Task instructions: Each line that contains the word "litifilimab" is to be copied from the records below.

Exercise data:
-------------------------

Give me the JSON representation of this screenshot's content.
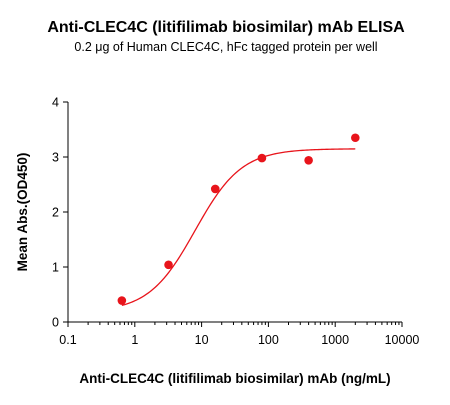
{
  "chart_data": {
    "type": "scatter",
    "title": "Anti-CLEC4C (litifilimab biosimilar) mAb ELISA",
    "subtitle": "0.2 μg of Human CLEC4C, hFc tagged protein per well",
    "xlabel": "Anti-CLEC4C (litifilimab biosimilar) mAb (ng/mL)",
    "ylabel": "Mean Abs.(OD450)",
    "x_scale": "log",
    "xlim": [
      0.1,
      10000
    ],
    "ylim": [
      0,
      4
    ],
    "x_ticks": [
      0.1,
      1,
      10,
      100,
      1000,
      10000
    ],
    "x_tick_labels": [
      "0.1",
      "1",
      "10",
      "100",
      "1000",
      "10000"
    ],
    "y_ticks": [
      0,
      1,
      2,
      3,
      4
    ],
    "y_tick_labels": [
      "0",
      "1",
      "2",
      "3",
      "4"
    ],
    "grid": false,
    "legend": "none",
    "series": [
      {
        "x": [
          0.64,
          3.2,
          16,
          80,
          400,
          2000
        ],
        "y": [
          0.39,
          1.04,
          2.42,
          2.98,
          2.94,
          3.35
        ],
        "color": "#e8141b"
      }
    ],
    "fit_curve": {
      "type": "4PL",
      "bottom": 0.18,
      "top": 3.15,
      "ec50": 8.0,
      "hill": 1.25,
      "x_range": [
        0.64,
        2000
      ],
      "color": "#e8141b"
    }
  }
}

-------------------------

Solution for this task:
    "title": "Anti-CLEC4C (litifilimab biosimilar) mAb ELISA",
    "xlabel": "Anti-CLEC4C (litifilimab biosimilar) mAb (ng/mL)",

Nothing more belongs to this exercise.